<<<<
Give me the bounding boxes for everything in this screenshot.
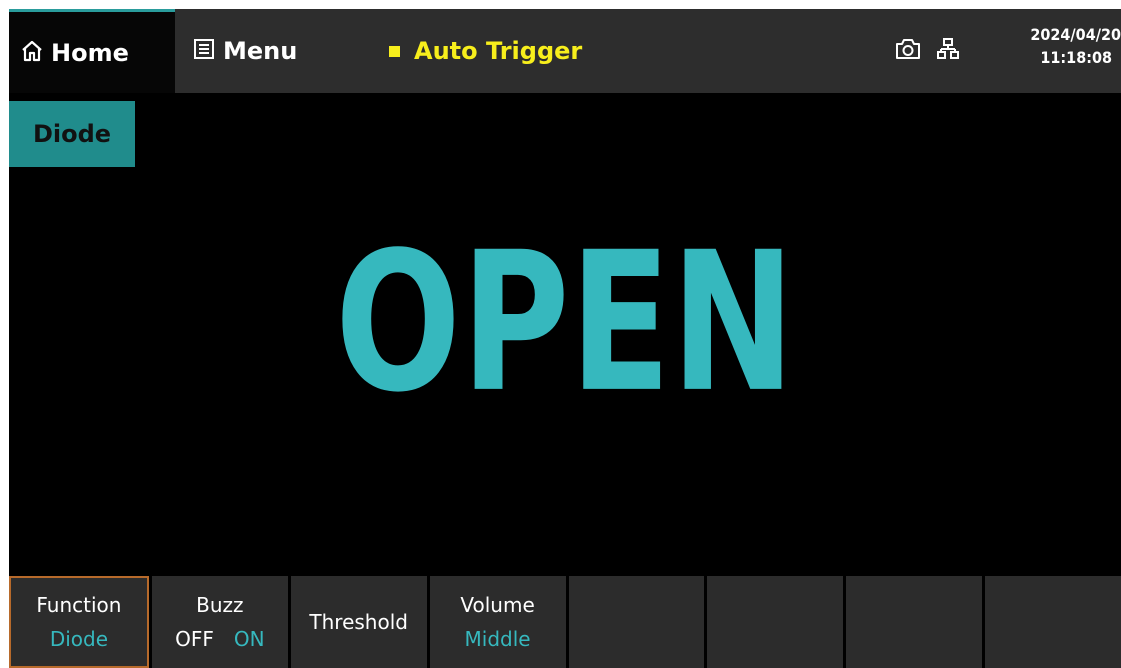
trigger-label: Auto Trigger: [414, 37, 583, 65]
status-icons: [895, 9, 959, 93]
threshold-softkey[interactable]: Threshold: [290, 576, 427, 668]
buzz-options: OFF ON: [175, 622, 264, 656]
buzz-softkey[interactable]: Buzz OFF ON: [151, 576, 288, 668]
function-softkey[interactable]: Function Diode: [9, 576, 149, 668]
volume-softkey-label: Volume: [460, 593, 535, 617]
buzz-off-option: OFF: [175, 627, 214, 651]
instrument-screen: Home Menu Auto Trigger 2024/04/20 11:18:…: [9, 9, 1121, 668]
home-icon: [21, 40, 43, 66]
softkey-5[interactable]: [568, 576, 705, 668]
softkey-bar: Function Diode Buzz OFF ON Threshold Volu…: [9, 576, 1121, 668]
menu-label: Menu: [223, 37, 298, 65]
date-time: 2024/04/20 11:18:08: [1011, 23, 1121, 69]
menu-tab[interactable]: Menu: [175, 9, 345, 93]
volume-softkey-value: Middle: [464, 627, 531, 651]
time-text: 11:18:08: [1040, 48, 1112, 67]
reading-svg: OPEN: [335, 212, 795, 409]
threshold-softkey-label: Threshold: [309, 610, 408, 634]
top-bar: Home Menu Auto Trigger 2024/04/20 11:18:…: [9, 9, 1121, 93]
menu-icon: [193, 38, 215, 64]
reading-value: OPEN: [335, 212, 795, 409]
camera-icon[interactable]: [895, 37, 921, 65]
function-softkey-value: Diode: [49, 627, 109, 651]
home-label: Home: [51, 38, 129, 67]
function-badge: Diode: [9, 101, 135, 167]
measurement-display: OPEN: [9, 159, 1121, 459]
home-tab[interactable]: Home: [9, 9, 175, 93]
volume-softkey[interactable]: Volume Middle: [429, 576, 566, 668]
softkey-6[interactable]: [707, 576, 844, 668]
buzz-on-option: ON: [233, 627, 265, 651]
buzz-softkey-label: Buzz: [196, 593, 244, 617]
function-softkey-label: Function: [36, 593, 122, 617]
trigger-indicator: [389, 45, 400, 57]
softkey-7[interactable]: [846, 576, 983, 668]
trigger-status: Auto Trigger: [389, 9, 582, 93]
date-text: 2024/04/20: [1030, 25, 1121, 44]
softkey-8[interactable]: [985, 576, 1121, 668]
network-icon: [937, 37, 959, 65]
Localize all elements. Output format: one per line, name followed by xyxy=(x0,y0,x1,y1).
>>>>
What you need to do: Render the lines above as a Markdown table with the columns "No." and "Text", numbering each row and skipping blank lines. Omit the pictures.

Task output:
| No. | Text |
|---|---|
| 1 | Give me the bounding boxes for everything in this screenshot. |
| 2 | trigger-label: Auto Trigger: [414, 37, 583, 65] |
| 3 | status-icons: [895, 9, 959, 93] |
| 4 | threshold-softkey[interactable]: Threshold: [290, 576, 427, 668] |
| 5 | buzz-options: OFF ON: [175, 622, 264, 656] |
| 6 | buzz-softkey[interactable]: Buzz OFF ON: [151, 576, 288, 668] |
| 7 | function-softkey[interactable]: Function Diode: [9, 576, 149, 668] |
| 8 | volume-softkey-label: Volume: [460, 593, 535, 617] |
| 9 | buzz-off-option: OFF: [175, 627, 214, 651] |
| 10 | instrument-screen: Home Menu Auto Trigger 2024/04/20 11:18:…: [9, 9, 1121, 668] |
| 11 | home-icon: [21, 40, 43, 66] |
| 12 | softkey-5[interactable]: [568, 576, 705, 668] |
| 13 | softkey-bar: Function Diode Buzz OFF ON Threshold Volu…: [9, 576, 1121, 668] |
| 14 | menu-label: Menu: [223, 37, 298, 65] |
| 15 | date-time: 2024/04/20 11:18:08: [1011, 23, 1121, 69] |
| 16 | menu-tab[interactable]: Menu: [175, 9, 345, 93] |
| 17 | volume-softkey-value: Middle: [464, 627, 531, 651] |
| 18 | time-text: 11:18:08: [1040, 48, 1112, 67] |
| 19 | reading-svg: OPEN: [335, 212, 795, 409] |
| 20 | threshold-softkey-label: Threshold: [309, 610, 408, 634] |
| 21 | top-bar: Home Menu Auto Trigger 2024/04/20 11:18:…: [9, 9, 1121, 93] |
| 22 | menu-icon: [193, 38, 215, 64] |
| 23 | reading-value: OPEN: [335, 212, 795, 409] |
| 24 | camera-icon[interactable]: [895, 37, 921, 65] |
| 25 | function-softkey-value: Diode: [49, 627, 109, 651] |
| 26 | home-label: Home: [51, 38, 129, 67] |
| 27 | function-badge: Diode: [9, 101, 135, 167] |
| 28 | measurement-display: OPEN: [9, 159, 1121, 459] |
| 29 | home-tab[interactable]: Home: [9, 9, 175, 93] |
| 30 | volume-softkey[interactable]: Volume Middle: [429, 576, 566, 668] |
| 31 | softkey-6[interactable]: [707, 576, 844, 668] |
| 32 | buzz-on-option: ON: [233, 627, 265, 651] |
| 33 | buzz-softkey-label: Buzz: [196, 593, 244, 617] |
| 34 | function-softkey-label: Function: [36, 593, 122, 617] |
| 35 | trigger-indicator: [389, 45, 400, 57] |
| 36 | softkey-7[interactable]: [846, 576, 983, 668] |
| 37 | trigger-status: Auto Trigger: [389, 9, 582, 93] |
| 38 | date-text: 2024/04/20: [1030, 25, 1121, 44] |
| 39 | softkey-8[interactable]: [985, 576, 1121, 668] |
| 40 | network-icon: [937, 37, 959, 65] |
| 41 | Localize all elements. Output format: one per line, name followed by xyxy=(x0,y0,x1,y1). |